Source records
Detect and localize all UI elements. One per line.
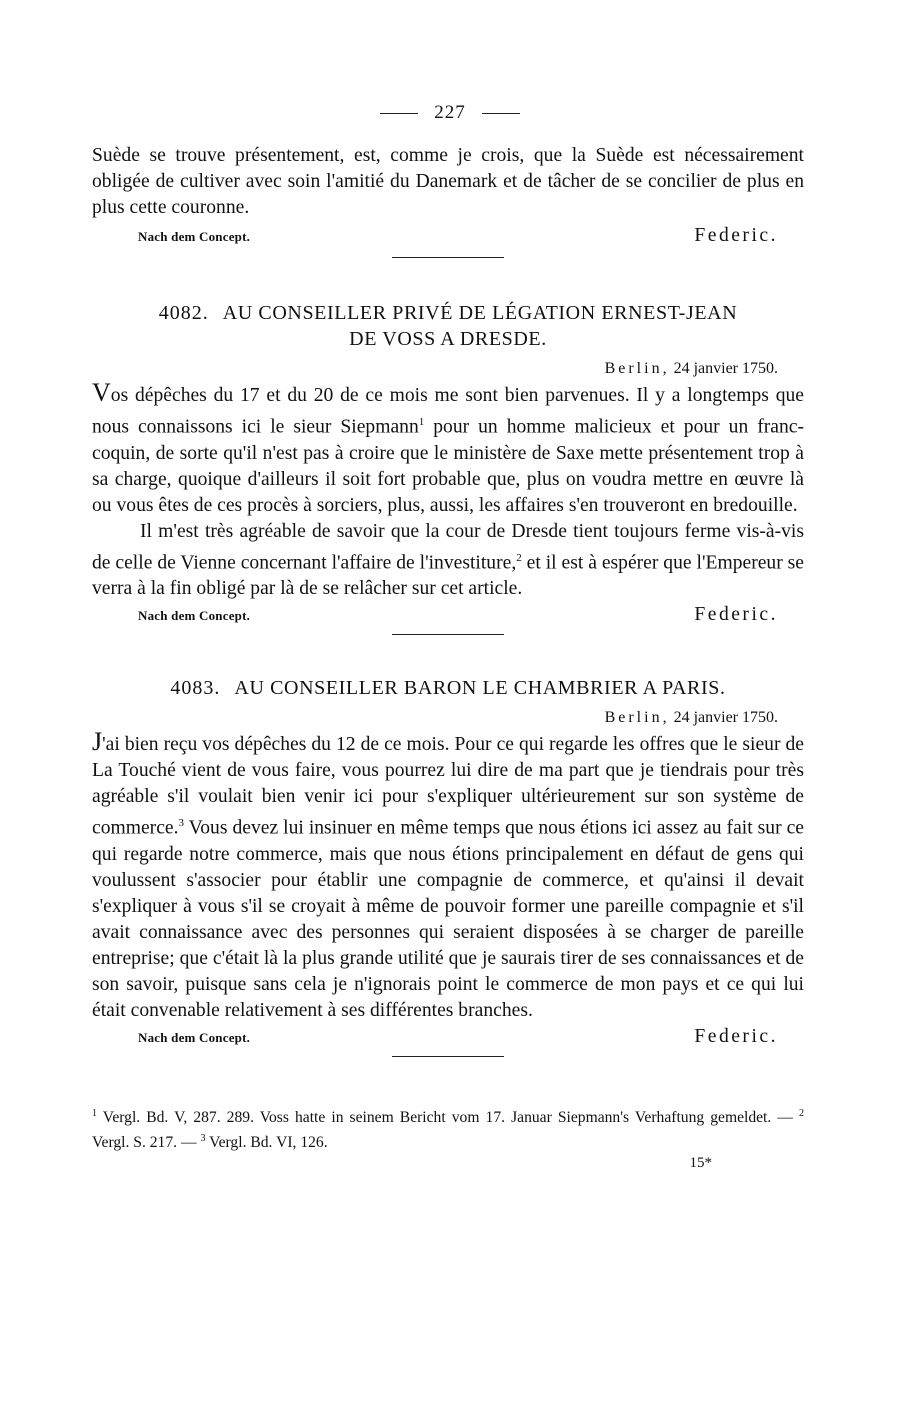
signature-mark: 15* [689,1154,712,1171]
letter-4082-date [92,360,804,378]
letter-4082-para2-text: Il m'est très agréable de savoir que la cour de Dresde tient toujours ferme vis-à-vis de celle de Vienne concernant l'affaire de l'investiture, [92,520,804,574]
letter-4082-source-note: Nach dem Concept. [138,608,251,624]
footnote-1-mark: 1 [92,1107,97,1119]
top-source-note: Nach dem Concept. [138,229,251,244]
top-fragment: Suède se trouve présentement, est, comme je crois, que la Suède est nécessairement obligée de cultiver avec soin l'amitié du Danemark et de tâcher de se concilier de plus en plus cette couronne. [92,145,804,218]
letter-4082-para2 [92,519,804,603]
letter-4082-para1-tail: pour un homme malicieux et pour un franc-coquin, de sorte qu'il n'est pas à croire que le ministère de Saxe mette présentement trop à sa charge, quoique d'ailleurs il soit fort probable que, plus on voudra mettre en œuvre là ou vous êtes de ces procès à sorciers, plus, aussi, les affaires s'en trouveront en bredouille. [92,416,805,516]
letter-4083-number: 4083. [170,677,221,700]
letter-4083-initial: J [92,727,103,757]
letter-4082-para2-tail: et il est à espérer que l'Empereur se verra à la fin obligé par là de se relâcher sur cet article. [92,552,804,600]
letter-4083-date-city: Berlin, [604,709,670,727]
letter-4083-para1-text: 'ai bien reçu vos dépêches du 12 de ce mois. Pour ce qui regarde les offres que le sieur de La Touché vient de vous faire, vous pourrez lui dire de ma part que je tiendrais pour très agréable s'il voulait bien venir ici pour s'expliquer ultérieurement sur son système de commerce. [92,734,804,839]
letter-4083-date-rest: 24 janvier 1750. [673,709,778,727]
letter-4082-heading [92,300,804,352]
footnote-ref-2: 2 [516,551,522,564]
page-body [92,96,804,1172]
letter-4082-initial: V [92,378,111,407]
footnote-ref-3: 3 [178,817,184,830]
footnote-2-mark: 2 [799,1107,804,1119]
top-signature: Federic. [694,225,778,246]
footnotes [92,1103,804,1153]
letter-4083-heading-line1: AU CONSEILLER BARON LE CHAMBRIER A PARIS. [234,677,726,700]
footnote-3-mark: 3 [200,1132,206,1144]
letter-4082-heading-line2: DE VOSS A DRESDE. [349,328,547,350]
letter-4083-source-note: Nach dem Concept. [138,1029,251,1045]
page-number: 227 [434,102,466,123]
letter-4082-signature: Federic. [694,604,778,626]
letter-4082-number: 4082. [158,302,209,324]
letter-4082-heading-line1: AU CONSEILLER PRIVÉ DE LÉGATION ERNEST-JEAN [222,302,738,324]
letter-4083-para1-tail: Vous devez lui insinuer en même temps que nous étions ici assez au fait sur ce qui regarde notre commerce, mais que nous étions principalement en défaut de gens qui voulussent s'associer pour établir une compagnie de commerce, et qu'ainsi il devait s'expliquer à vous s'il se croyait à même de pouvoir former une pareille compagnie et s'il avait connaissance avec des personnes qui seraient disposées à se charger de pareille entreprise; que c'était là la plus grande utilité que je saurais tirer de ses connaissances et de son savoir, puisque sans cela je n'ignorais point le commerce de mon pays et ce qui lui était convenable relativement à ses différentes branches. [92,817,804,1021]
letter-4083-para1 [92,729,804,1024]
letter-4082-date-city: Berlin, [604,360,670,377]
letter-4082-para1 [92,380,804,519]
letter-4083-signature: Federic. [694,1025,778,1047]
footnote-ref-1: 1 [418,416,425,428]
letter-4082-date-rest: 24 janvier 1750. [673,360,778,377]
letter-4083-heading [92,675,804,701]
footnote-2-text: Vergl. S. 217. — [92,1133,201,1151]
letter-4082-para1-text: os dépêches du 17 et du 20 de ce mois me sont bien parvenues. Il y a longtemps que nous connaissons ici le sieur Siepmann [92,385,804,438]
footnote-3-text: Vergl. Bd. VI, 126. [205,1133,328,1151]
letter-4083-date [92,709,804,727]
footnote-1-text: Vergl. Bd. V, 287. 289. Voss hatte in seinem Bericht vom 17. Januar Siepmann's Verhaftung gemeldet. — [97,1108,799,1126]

What you need to do
Extract every line of the material above word for word, omitting the picture.

Response to this exercise
Detect and localize all UI elements. One per line.
signature-mark: 15* [689,1154,712,1171]
letter-4082-date [92,360,804,378]
letter-4082-para2-text: Il m'est très agréable de savoir que la cour de Dresde tient toujours ferme vis-à-vis de celle de Vienne concernant l'affaire de l'investiture, [92,520,804,574]
letter-4082-source-note: Nach dem Concept. [138,608,251,624]
footnote-1-mark: 1 [92,1107,97,1119]
top-source-note: Nach dem Concept. [138,229,251,244]
top-fragment: Suède se trouve présentement, est, comme je crois, que la Suède est nécessairement obligée de cultiver avec soin l'amitié du Danemark et de tâcher de se concilier de plus en plus cette couronne. [92,145,804,218]
letter-4082-para2 [92,519,804,603]
letter-4082-para1-tail: pour un homme malicieux et pour un franc-coquin, de sorte qu'il n'est pas à croire que le ministère de Saxe mette présentement trop à sa charge, quoique d'ailleurs il soit fort probable que, plus on voudra mettre en œuvre là ou vous êtes de ces procès à sorciers, plus, aussi, les affaires s'en trouveront en bredouille. [92,416,805,516]
letter-4083-number: 4083. [170,677,221,700]
letter-4083-initial: J [92,727,103,757]
letter-4082-para2-tail: et il est à espérer que l'Empereur se verra à la fin obligé par là de se relâcher sur cet article. [92,552,804,600]
letter-4083-date-city: Berlin, [604,709,670,727]
letter-4083-para1-text: 'ai bien reçu vos dépêches du 12 de ce mois. Pour ce qui regarde les offres que le sieur de La Touché vient de vous faire, vous pourrez lui dire de ma part que je tiendrais pour très agréable s'il voulait bien venir ici pour s'expliquer ultérieurement sur son système de commerce. [92,734,804,839]
letter-4083-date-rest: 24 janvier 1750. [673,709,778,727]
letter-4082-heading [92,300,804,352]
footnote-ref-2: 2 [516,551,522,564]
page-body [92,96,804,1172]
letter-4082-initial: V [92,378,111,407]
footnote-ref-3: 3 [178,817,184,830]
footnote-2-mark: 2 [799,1107,804,1119]
top-signature: Federic. [694,225,778,246]
footnotes [92,1103,804,1153]
letter-4083-heading-line1: AU CONSEILLER BARON LE CHAMBRIER A PARIS. [234,677,726,700]
footnote-3-mark: 3 [200,1132,206,1144]
letter-4082-heading-line2: DE VOSS A DRESDE. [349,328,547,350]
letter-4083-source-note: Nach dem Concept. [138,1029,251,1045]
page-number: 227 [434,102,466,123]
letter-4082-signature: Federic. [694,604,778,626]
letter-4082-number: 4082. [158,302,209,324]
letter-4082-heading-line1: AU CONSEILLER PRIVÉ DE LÉGATION ERNEST-JEAN [222,302,738,324]
letter-4083-para1-tail: Vous devez lui insinuer en même temps que nous étions ici assez au fait sur ce qui regarde notre commerce, mais que nous étions principalement en défaut de gens qui voulussent s'associer pour établir une compagnie de commerce, et qu'ainsi il devait s'expliquer à vous s'il se croyait à même de pouvoir former une pareille compagnie et s'il avait connaissance avec des personnes qui seraient disposées à se charger de pareille entreprise; que c'était là la plus grande utilité que je saurais tirer de ses connaissances et de son savoir, puisque sans cela je n'ignorais point le commerce de mon pays et ce qui lui était convenable relativement à ses différentes branches. [92,817,804,1021]
letter-4083-para1 [92,729,804,1024]
letter-4082-date-city: Berlin, [604,360,670,377]
letter-4082-para1 [92,380,804,519]
letter-4083-signature: Federic. [694,1025,778,1047]
footnote-ref-1: 1 [418,416,425,428]
letter-4082-date-rest: 24 janvier 1750. [673,360,778,377]
letter-4083-heading [92,675,804,701]
footnote-2-text: Vergl. S. 217. — [92,1133,201,1151]
letter-4082-para1-text: os dépêches du 17 et du 20 de ce mois me sont bien parvenues. Il y a longtemps que nous connaissons ici le sieur Siepmann [92,385,804,438]
footnote-3-text: Vergl. Bd. VI, 126. [205,1133,328,1151]
letter-4083-date [92,709,804,727]
footnote-1-text: Vergl. Bd. V, 287. 289. Voss hatte in seinem Bericht vom 17. Januar Siepmann's Verhaftung gemeldet. — [97,1108,799,1126]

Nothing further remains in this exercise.